**Challenge**
Quote the symmetric difference lesson word for word, starting at "If you have" and ending at "universal set is.".

**Text excerpt**
— BEGIN —

Symmetric Difference – Definition and Examples

If you have been keeping up with the lessons, we’re confident you’re gradually progressing in your understanding.

So far, we have covered several definitions, including the union of two sets, intersection, complement, etc. We have learned the difference between disjoint sets and intersecting sets. We have also discussed, at great length, what a universal set is.

Now, you’ll be learning a relatively complex lesson.

We presume you’re already familiar with the concept of operations on sets in which we construct a new set from an old one by performing some operation on it. We studied different operations that allowed us to construct a new set by picking certain elements, depending on our operation. These operations are well-defined as the union of sets, the intersection of sets, and the difference between sets. 

Symmetric Difference is an operation not known to many. As the name suggests, it must be a variant of the difference between sets. The symmetric difference is an operation, so there must be operand sets. The symmetric difference is the derivative of all the topics that we have mentioned above. 

Symmetric Difference is the set of elements from either of the operand sets, except for the intersection. It is also called a ‘disjunctive union.’ 

This is the most basic and generalized definition of this operation. 

We will cover the following topics in this article:

  • What is a symmetric difference?

— END —

**Extracted material**
— BEGIN —

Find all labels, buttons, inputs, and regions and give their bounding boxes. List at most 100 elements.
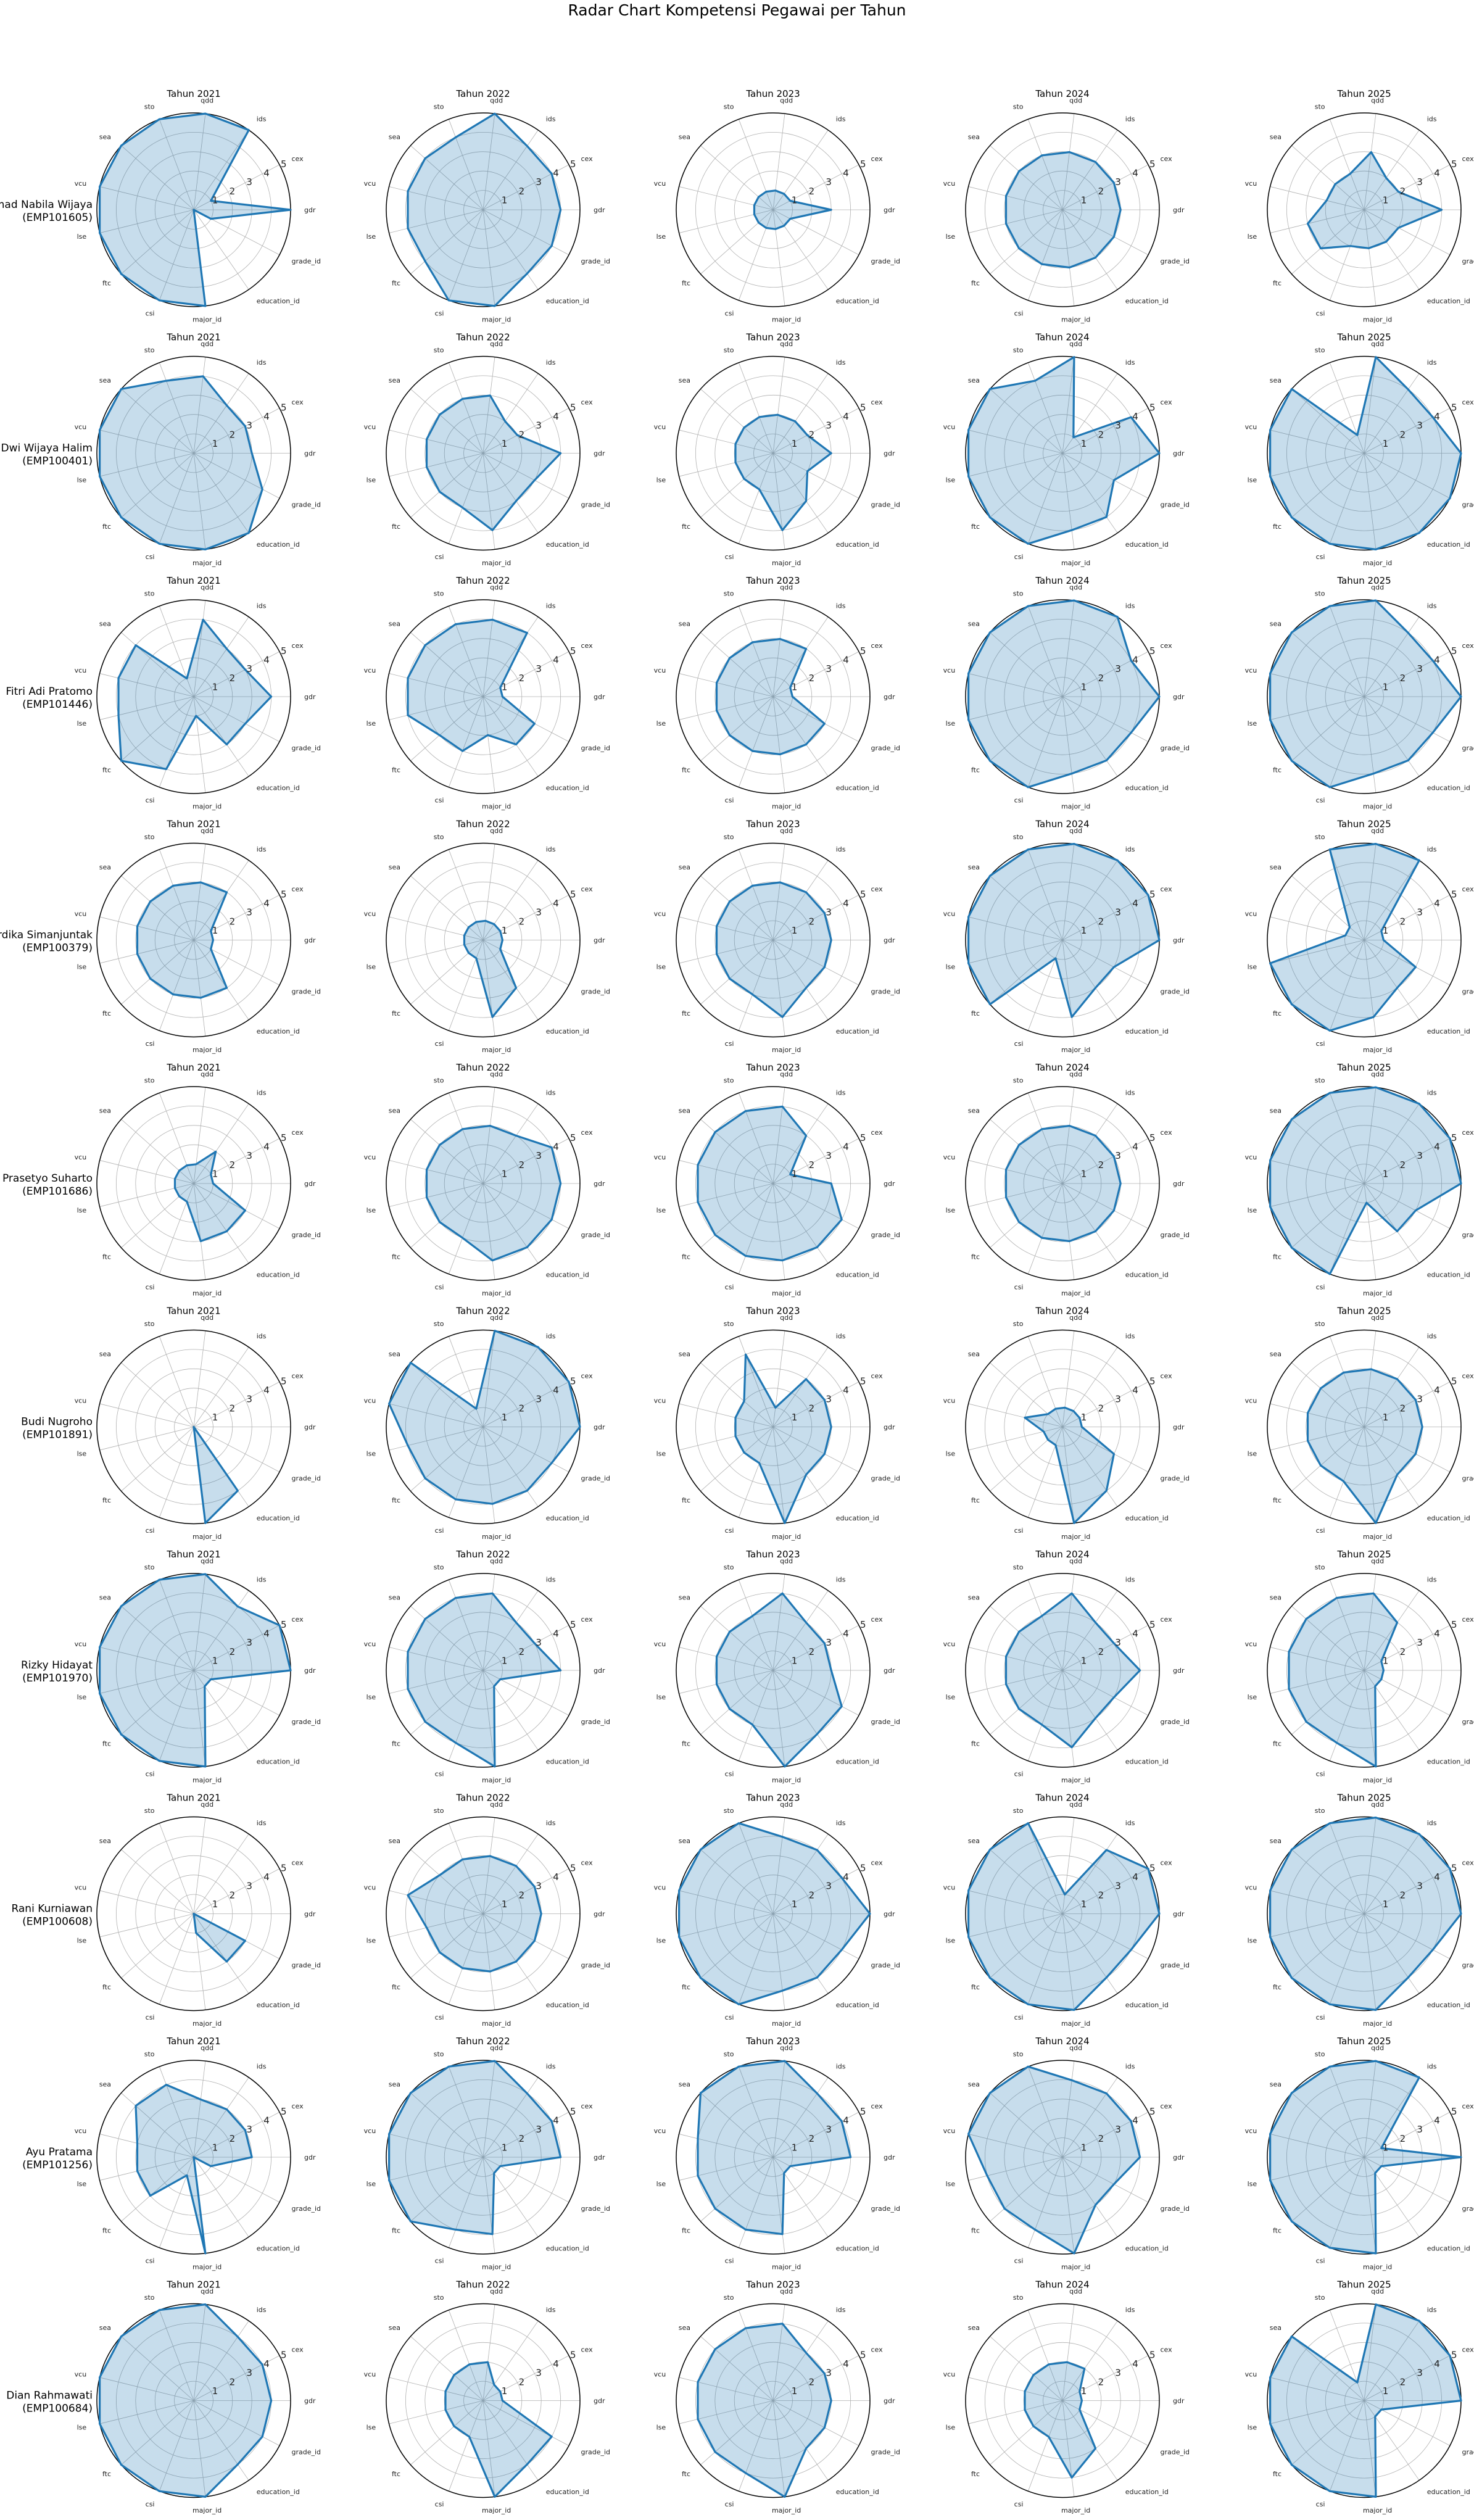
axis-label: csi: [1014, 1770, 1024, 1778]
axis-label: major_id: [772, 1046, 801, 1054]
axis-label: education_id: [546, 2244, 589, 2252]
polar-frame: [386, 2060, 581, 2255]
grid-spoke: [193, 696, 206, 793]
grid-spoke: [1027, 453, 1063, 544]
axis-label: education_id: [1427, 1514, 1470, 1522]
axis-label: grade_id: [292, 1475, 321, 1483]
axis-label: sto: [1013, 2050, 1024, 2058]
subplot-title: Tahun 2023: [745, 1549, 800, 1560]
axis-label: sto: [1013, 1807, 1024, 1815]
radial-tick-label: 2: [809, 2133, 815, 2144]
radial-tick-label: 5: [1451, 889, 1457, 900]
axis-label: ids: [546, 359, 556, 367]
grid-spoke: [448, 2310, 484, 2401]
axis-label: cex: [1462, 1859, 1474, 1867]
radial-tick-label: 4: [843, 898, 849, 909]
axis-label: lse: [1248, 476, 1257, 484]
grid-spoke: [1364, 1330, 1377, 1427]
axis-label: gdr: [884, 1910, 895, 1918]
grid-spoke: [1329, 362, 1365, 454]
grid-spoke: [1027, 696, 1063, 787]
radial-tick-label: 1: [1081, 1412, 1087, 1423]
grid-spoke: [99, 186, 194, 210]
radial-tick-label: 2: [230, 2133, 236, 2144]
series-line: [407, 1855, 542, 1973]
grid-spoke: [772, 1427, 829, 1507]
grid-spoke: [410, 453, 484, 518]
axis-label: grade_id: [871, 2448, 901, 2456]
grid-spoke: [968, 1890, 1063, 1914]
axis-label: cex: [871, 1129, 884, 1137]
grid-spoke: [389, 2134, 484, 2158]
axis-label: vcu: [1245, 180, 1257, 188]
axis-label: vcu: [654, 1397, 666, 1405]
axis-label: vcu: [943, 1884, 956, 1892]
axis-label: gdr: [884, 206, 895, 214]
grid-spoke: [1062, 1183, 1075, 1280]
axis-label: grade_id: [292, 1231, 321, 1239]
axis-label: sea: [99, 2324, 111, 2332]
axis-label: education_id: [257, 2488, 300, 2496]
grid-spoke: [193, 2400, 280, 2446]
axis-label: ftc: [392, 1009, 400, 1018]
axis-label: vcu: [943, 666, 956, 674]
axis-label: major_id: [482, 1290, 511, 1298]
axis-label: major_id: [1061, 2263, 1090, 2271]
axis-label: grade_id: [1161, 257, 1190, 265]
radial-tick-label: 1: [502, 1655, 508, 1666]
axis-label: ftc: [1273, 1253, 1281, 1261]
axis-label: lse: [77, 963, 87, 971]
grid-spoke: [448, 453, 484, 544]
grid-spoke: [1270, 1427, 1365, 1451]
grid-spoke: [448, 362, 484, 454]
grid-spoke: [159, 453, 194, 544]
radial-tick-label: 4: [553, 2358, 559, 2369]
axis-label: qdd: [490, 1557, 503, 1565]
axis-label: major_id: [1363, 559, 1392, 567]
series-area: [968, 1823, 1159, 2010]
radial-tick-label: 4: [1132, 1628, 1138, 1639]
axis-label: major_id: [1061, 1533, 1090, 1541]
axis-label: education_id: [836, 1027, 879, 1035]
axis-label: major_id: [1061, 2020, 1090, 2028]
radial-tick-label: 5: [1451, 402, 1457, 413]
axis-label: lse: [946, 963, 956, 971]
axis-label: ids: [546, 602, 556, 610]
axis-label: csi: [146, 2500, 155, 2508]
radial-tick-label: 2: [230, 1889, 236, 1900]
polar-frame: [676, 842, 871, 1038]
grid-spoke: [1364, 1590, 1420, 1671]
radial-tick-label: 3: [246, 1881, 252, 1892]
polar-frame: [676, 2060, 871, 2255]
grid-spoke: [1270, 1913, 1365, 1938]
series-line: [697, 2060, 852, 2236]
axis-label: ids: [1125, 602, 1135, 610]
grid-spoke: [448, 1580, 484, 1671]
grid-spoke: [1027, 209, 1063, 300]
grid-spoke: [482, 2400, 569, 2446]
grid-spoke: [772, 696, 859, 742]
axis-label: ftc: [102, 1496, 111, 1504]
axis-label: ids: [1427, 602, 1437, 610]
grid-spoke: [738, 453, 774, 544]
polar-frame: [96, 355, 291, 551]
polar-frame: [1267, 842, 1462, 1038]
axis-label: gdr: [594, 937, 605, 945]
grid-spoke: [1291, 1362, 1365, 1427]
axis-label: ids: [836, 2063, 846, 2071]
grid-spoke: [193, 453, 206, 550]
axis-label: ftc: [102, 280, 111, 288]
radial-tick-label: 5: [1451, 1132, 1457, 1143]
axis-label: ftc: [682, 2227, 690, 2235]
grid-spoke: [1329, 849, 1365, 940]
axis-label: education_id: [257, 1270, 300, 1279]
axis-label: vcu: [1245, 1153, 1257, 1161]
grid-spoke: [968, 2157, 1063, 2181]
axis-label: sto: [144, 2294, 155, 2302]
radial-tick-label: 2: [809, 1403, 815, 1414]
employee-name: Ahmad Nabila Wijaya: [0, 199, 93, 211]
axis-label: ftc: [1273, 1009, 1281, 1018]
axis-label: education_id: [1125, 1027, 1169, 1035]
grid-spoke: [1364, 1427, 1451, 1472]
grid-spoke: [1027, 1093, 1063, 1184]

— END —

**Answer to this exercise**
If you have been keeping up with the lessons, we’re confident you’re gradually progressing in your understanding.

So far, we have covered several definitions, including the union of two sets, intersection, complement, etc. We have learned the difference between disjoint sets and intersecting sets. We have also discussed, at great length, what a universal set is.